**Brief A**
In the gastric cancer trial description, rewrite the paragraph beginning "Patients with advanced or metastatic gastric cancer" as a short bulleted list that keeps its main facts.
**Brief B**
Continue the gastric cancer trial description from its final sentence.

**Extract provided**
──────────────────────────────
Neoadjuvant Chemotherapy With Xeloda in Combination With Paclitaxel in Gastric Cancer With Liver Metastasis
Patients with advanced or metastatic gastric cancer have a poor prognosis. The optimal
treatment of gastric cancer with liver metastases without other distant metastases remains a
matter for debate and there are few prospective clinical trials to explore this area. The
aim of this prospective phase II study is to evaluate the optimal treatment of gastric
cancer with liver metastases.
In preclinical xenograft models, capecitabine was highly active against several tumors,
including breast, colorectal, gastric, and cervical tumors, and against both 5-FU-sensitive
and 5-FU-resistant tumors. Intermittent capecitabine (1250 mg/m2 daily dose for 14 days,
followed by a 7-day rest period) was shown to be active as a single agent in previously
untreated AGC patients, with a response rate of 28.2% in 39 patients. The combination of
capecitabine with other drugs, such as cisplatin, oxaliplatin, epirubicin, and docetaxel,
had an objective response rate of 40-68% as first-line treatment in patients with AGC.
In human colon cancer xenograft model, thymidine phosphorylase is upregulated and synergy
between paclitaxel and capecitabine has been observed. The activity of capecitabine in
patients with breast cancer refractory to paclitaxel and anthracyclines suggests that the
combination of capecitabine and paclitaxel may be effective in treating patients with
advanced breast cancer. Doses recommended are capecitabine 1650 mg/m2 per day orally for 14
days and paclitaxel 175 mg/m2 i.v. every 3 weeks.
──────────────────────────────
**Entries provided**
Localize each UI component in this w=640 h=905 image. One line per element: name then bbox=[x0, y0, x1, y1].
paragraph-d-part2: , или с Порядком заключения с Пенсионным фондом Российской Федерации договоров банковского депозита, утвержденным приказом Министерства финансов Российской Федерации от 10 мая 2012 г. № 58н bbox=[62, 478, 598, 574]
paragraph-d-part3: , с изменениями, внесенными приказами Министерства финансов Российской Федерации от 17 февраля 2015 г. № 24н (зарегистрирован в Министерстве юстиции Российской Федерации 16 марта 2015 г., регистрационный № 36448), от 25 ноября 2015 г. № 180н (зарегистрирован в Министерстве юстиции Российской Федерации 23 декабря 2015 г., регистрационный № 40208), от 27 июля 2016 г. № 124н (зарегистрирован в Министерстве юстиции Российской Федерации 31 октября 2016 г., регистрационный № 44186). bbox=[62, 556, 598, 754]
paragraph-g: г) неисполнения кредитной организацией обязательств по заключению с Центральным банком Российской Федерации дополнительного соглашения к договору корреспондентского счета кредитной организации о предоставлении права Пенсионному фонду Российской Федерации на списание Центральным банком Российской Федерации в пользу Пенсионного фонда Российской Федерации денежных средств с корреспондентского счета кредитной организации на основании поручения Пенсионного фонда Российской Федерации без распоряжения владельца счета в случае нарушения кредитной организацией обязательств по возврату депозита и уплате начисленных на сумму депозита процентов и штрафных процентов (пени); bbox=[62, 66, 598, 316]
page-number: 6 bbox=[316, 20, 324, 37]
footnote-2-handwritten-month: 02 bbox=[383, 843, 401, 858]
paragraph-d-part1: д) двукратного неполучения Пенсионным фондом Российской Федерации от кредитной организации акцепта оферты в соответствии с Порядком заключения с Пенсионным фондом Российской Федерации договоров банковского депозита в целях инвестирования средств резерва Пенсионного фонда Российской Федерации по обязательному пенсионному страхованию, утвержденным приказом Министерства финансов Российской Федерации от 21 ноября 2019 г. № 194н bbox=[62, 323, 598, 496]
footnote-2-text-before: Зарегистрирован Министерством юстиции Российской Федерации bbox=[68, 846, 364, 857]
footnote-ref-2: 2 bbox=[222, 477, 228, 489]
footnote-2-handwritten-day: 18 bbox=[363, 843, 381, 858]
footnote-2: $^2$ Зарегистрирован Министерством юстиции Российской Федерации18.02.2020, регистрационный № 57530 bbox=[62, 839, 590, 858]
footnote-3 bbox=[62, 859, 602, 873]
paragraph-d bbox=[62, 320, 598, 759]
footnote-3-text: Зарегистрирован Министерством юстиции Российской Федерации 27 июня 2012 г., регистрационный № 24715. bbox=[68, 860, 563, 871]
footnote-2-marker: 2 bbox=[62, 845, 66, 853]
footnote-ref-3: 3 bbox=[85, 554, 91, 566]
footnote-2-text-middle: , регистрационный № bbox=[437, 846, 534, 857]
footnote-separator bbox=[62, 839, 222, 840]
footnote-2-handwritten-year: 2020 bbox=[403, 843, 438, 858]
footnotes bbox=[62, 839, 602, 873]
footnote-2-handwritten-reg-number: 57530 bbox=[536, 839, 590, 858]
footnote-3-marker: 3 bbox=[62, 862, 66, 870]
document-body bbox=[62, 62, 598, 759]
──────────────────────────────
**Final answer A**
- Advanced or metastatic gastric cancer has a poor prognosis.
- The best treatment for gastric cancer with liver metastases but no other distant metastases is still debated.
- Few prospective clinical trials have studied this.
- This prospective phase II study aims to evaluate the optimal treatment for gastric cancer with liver metastases.

**Final answer B**
In a phase II trial with 45 patients involved, 2 patients showed complete response and 20
showed partial response making the overall response rate 48.9% (95%CI:30.3-63.5%). There was
no neutropaenic fever or treatment-related deaths. That study demonstrated that paclitaxel
and capecitabine combination chemotherapy was active and highly tolerable.
The rationale of this study was to find out if outcome could be improved after neoadjuvant
chemotherapy with paclitaxel and capecitabine with or without local treatment for patients
without other distant metastasis than liver metastasis.
Interventional
Allocation: Non-Randomized, Endpoint Classification: Safety/Efficacy Study, Intervention Model: Single Group Assignment, Masking: Open Label, Primary Purpose: Treatment
Tumor response will be evaluated using RECIST criteria. Survival data will be analyzed by Kaplan Meier method. 95% CI will be provided
Primary Endpoint is PFS (progression free survival), tumor response will be evaluated using RECIST criteria. Survival data will be analyzed by Kaplan Meier method. 95% CI will be provided.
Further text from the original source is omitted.